__What to produce__:
In the records below, find each line with the word "oktober" and copy it.

··· Supplied material

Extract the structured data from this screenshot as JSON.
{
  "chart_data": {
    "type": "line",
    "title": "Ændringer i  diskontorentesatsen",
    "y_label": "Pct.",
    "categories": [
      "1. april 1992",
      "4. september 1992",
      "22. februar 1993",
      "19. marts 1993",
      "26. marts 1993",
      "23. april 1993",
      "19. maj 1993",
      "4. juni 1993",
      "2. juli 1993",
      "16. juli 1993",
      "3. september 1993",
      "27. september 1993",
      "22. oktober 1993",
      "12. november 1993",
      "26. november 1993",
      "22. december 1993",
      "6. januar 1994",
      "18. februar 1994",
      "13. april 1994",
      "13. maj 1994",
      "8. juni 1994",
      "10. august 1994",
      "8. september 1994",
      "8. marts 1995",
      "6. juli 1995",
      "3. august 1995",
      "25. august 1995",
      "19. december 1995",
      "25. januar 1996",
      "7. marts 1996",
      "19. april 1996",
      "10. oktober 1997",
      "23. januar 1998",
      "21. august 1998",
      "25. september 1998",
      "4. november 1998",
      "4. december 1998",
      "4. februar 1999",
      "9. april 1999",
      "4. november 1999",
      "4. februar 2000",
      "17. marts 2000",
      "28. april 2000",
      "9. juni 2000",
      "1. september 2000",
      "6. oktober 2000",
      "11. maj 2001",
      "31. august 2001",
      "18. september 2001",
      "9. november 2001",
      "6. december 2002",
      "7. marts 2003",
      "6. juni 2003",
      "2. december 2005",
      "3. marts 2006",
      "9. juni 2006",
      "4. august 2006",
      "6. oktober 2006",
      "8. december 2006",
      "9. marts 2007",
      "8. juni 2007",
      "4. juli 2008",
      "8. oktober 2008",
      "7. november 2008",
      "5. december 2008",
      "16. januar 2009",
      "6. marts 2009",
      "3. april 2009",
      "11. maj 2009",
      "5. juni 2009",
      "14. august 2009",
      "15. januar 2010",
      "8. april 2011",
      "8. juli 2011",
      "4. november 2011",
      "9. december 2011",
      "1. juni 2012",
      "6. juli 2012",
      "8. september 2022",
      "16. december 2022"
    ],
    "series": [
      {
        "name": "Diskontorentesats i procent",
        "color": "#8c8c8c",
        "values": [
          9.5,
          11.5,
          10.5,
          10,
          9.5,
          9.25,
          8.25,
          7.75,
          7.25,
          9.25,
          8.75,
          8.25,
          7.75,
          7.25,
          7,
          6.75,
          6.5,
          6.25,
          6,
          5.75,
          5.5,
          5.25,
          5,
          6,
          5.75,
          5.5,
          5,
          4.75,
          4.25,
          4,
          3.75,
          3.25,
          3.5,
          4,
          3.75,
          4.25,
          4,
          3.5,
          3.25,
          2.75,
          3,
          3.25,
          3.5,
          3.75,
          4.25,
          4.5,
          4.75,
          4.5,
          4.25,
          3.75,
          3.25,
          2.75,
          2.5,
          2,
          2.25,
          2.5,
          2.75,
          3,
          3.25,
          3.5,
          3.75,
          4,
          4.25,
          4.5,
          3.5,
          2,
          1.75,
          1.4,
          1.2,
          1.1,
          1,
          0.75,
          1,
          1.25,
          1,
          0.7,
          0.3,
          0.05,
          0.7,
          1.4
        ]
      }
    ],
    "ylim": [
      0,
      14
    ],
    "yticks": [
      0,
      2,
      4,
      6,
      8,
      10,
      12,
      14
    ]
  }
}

······

__Written solution__:
      "22. oktober 1993",
      "10. oktober 1997",
      "6. oktober 2000",
      "6. oktober 2006",
      "8. oktober 2008",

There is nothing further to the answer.